**Stored data**
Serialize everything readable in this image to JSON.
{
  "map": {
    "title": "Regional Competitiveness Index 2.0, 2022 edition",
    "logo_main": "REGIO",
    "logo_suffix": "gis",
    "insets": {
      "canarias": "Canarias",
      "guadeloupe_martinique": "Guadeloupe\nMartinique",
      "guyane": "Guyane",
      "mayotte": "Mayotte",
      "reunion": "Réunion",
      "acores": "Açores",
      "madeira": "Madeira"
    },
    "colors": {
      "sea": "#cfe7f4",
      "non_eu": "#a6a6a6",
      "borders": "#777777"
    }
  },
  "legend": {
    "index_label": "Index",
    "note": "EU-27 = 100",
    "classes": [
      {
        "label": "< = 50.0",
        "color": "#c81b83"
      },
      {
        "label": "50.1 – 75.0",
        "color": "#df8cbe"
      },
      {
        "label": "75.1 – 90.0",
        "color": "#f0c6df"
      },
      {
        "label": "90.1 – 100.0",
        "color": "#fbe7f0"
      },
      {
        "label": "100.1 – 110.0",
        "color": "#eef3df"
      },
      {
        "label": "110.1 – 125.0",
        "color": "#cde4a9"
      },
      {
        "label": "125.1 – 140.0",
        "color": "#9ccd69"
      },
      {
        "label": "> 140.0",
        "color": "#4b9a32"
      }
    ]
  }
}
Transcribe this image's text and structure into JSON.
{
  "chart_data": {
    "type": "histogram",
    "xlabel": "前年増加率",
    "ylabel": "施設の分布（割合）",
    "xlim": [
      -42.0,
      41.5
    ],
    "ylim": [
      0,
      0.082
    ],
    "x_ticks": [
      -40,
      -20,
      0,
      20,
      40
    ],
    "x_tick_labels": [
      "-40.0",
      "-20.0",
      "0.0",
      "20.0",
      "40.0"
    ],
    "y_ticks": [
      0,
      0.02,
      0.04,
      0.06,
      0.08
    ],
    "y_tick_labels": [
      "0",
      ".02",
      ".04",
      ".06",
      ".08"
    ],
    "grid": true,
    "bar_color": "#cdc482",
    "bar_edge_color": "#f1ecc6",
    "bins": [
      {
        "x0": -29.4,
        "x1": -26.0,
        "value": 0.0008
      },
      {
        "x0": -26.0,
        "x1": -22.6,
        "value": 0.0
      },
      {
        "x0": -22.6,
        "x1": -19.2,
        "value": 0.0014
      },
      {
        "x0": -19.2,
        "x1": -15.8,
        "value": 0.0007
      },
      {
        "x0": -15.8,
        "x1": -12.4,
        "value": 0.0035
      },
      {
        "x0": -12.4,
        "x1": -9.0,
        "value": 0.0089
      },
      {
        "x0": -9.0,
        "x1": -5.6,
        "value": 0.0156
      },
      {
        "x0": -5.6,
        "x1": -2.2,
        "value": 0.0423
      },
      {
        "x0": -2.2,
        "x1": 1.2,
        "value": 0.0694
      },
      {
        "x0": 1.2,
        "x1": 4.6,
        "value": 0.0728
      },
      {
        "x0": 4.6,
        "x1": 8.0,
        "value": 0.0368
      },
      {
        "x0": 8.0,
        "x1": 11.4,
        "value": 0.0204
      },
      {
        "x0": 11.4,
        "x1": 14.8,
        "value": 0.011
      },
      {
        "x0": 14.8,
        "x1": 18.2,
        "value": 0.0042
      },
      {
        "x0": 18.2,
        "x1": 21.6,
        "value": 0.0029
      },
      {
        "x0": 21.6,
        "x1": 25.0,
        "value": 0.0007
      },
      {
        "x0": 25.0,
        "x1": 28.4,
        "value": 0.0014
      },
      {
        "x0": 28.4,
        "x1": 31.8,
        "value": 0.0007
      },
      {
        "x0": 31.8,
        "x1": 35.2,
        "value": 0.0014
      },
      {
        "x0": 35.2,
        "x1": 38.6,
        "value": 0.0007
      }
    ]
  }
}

**Requirement**
Each record above must be given again exactly.

**Response**
Serialize everything readable in this image to JSON.
{
  "map": {
    "title": "Regional Competitiveness Index 2.0, 2022 edition",
    "logo_main": "REGIO",
    "logo_suffix": "gis",
    "insets": {
      "canarias": "Canarias",
      "guadeloupe_martinique": "Guadeloupe\nMartinique",
      "guyane": "Guyane",
      "mayotte": "Mayotte",
      "reunion": "Réunion",
      "acores": "Açores",
      "madeira": "Madeira"
    },
    "colors": {
      "sea": "#cfe7f4",
      "non_eu": "#a6a6a6",
      "borders": "#777777"
    }
  },
  "legend": {
    "index_label": "Index",
    "note": "EU-27 = 100",
    "classes": [
      {
        "label": "< = 50.0",
        "color": "#c81b83"
      },
      {
        "label": "50.1 – 75.0",
        "color": "#df8cbe"
      },
      {
        "label": "75.1 – 90.0",
        "color": "#f0c6df"
      },
      {
        "label": "90.1 – 100.0",
        "color": "#fbe7f0"
      },
      {
        "label": "100.1 – 110.0",
        "color": "#eef3df"
      },
      {
        "label": "110.1 – 125.0",
        "color": "#cde4a9"
      },
      {
        "label": "125.1 – 140.0",
        "color": "#9ccd69"
      },
      {
        "label": "> 140.0",
        "color": "#4b9a32"
      }
    ]
  }
}
Transcribe this image's text and structure into JSON.
{
  "chart_data": {
    "type": "histogram",
    "xlabel": "前年増加率",
    "ylabel": "施設の分布（割合）",
    "xlim": [
      -42.0,
      41.5
    ],
    "ylim": [
      0,
      0.082
    ],
    "x_ticks": [
      -40,
      -20,
      0,
      20,
      40
    ],
    "x_tick_labels": [
      "-40.0",
      "-20.0",
      "0.0",
      "20.0",
      "40.0"
    ],
    "y_ticks": [
      0,
      0.02,
      0.04,
      0.06,
      0.08
    ],
    "y_tick_labels": [
      "0",
      ".02",
      ".04",
      ".06",
      ".08"
    ],
    "grid": true,
    "bar_color": "#cdc482",
    "bar_edge_color": "#f1ecc6",
    "bins": [
      {
        "x0": -29.4,
        "x1": -26.0,
        "value": 0.0008
      },
      {
        "x0": -26.0,
        "x1": -22.6,
        "value": 0.0
      },
      {
        "x0": -22.6,
        "x1": -19.2,
        "value": 0.0014
      },
      {
        "x0": -19.2,
        "x1": -15.8,
        "value": 0.0007
      },
      {
        "x0": -15.8,
        "x1": -12.4,
        "value": 0.0035
      },
      {
        "x0": -12.4,
        "x1": -9.0,
        "value": 0.0089
      },
      {
        "x0": -9.0,
        "x1": -5.6,
        "value": 0.0156
      },
      {
        "x0": -5.6,
        "x1": -2.2,
        "value": 0.0423
      },
      {
        "x0": -2.2,
        "x1": 1.2,
        "value": 0.0694
      },
      {
        "x0": 1.2,
        "x1": 4.6,
        "value": 0.0728
      },
      {
        "x0": 4.6,
        "x1": 8.0,
        "value": 0.0368
      },
      {
        "x0": 8.0,
        "x1": 11.4,
        "value": 0.0204
      },
      {
        "x0": 11.4,
        "x1": 14.8,
        "value": 0.011
      },
      {
        "x0": 14.8,
        "x1": 18.2,
        "value": 0.0042
      },
      {
        "x0": 18.2,
        "x1": 21.6,
        "value": 0.0029
      },
      {
        "x0": 21.6,
        "x1": 25.0,
        "value": 0.0007
      },
      {
        "x0": 25.0,
        "x1": 28.4,
        "value": 0.0014
      },
      {
        "x0": 28.4,
        "x1": 31.8,
        "value": 0.0007
      },
      {
        "x0": 31.8,
        "x1": 35.2,
        "value": 0.0014
      },
      {
        "x0": 35.2,
        "x1": 38.6,
        "value": 0.0007
      }
    ]
  }
}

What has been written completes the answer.